[Data excerpts]
____

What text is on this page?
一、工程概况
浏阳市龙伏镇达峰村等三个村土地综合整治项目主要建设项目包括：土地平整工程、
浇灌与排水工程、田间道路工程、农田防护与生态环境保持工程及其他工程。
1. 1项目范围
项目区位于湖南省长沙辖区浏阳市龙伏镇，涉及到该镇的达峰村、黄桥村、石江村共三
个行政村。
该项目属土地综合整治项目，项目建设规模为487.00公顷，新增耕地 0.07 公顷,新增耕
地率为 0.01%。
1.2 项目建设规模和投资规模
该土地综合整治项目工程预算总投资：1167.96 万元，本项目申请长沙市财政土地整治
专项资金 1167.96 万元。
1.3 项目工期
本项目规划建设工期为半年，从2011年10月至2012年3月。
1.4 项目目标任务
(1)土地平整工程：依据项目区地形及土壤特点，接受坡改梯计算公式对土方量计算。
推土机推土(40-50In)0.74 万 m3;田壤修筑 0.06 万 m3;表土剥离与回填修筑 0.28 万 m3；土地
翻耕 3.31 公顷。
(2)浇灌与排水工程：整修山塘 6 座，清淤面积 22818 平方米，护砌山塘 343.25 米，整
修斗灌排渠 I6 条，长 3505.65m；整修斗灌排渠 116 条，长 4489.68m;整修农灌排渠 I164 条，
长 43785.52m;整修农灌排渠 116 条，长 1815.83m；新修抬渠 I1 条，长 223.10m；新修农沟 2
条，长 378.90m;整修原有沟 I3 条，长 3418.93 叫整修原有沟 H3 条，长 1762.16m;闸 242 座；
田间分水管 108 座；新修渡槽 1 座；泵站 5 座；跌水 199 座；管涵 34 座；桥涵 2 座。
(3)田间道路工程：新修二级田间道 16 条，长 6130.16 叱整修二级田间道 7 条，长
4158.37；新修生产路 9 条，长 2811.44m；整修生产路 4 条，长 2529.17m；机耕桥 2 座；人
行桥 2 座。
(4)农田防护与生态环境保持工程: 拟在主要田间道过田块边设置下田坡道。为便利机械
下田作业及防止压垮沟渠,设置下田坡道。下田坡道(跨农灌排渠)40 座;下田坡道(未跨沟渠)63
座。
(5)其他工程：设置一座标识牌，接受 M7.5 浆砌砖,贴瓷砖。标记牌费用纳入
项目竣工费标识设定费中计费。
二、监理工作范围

____

EXERCISE BRIEF
Output all records verbatim.

FINAL RESULT
What text is on this page?
一、工程概况
浏阳市龙伏镇达峰村等三个村土地综合整治项目主要建设项目包括：土地平整工程、
浇灌与排水工程、田间道路工程、农田防护与生态环境保持工程及其他工程。
1. 1项目范围
项目区位于湖南省长沙辖区浏阳市龙伏镇，涉及到该镇的达峰村、黄桥村、石江村共三
个行政村。
该项目属土地综合整治项目，项目建设规模为487.00公顷，新增耕地 0.07 公顷,新增耕
地率为 0.01%。
1.2 项目建设规模和投资规模
该土地综合整治项目工程预算总投资：1167.96 万元，本项目申请长沙市财政土地整治
专项资金 1167.96 万元。
1.3 项目工期
本项目规划建设工期为半年，从2011年10月至2012年3月。
1.4 项目目标任务
(1)土地平整工程：依据项目区地形及土壤特点，接受坡改梯计算公式对土方量计算。
推土机推土(40-50In)0.74 万 m3;田壤修筑 0.06 万 m3;表土剥离与回填修筑 0.28 万 m3；土地
翻耕 3.31 公顷。
(2)浇灌与排水工程：整修山塘 6 座，清淤面积 22818 平方米，护砌山塘 343.25 米，整
修斗灌排渠 I6 条，长 3505.65m；整修斗灌排渠 116 条，长 4489.68m;整修农灌排渠 I164 条，
长 43785.52m;整修农灌排渠 116 条，长 1815.83m；新修抬渠 I1 条，长 223.10m；新修农沟 2
条，长 378.90m;整修原有沟 I3 条，长 3418.93 叫整修原有沟 H3 条，长 1762.16m;闸 242 座；
田间分水管 108 座；新修渡槽 1 座；泵站 5 座；跌水 199 座；管涵 34 座；桥涵 2 座。
(3)田间道路工程：新修二级田间道 16 条，长 6130.16 叱整修二级田间道 7 条，长
4158.37；新修生产路 9 条，长 2811.44m；整修生产路 4 条，长 2529.17m；机耕桥 2 座；人
行桥 2 座。
(4)农田防护与生态环境保持工程: 拟在主要田间道过田块边设置下田坡道。为便利机械
下田作业及防止压垮沟渠,设置下田坡道。下田坡道(跨农灌排渠)40 座;下田坡道(未跨沟渠)63
座。
(5)其他工程：设置一座标识牌，接受 M7.5 浆砌砖,贴瓷砖。标记牌费用纳入
项目竣工费标识设定费中计费。
二、监理工作范围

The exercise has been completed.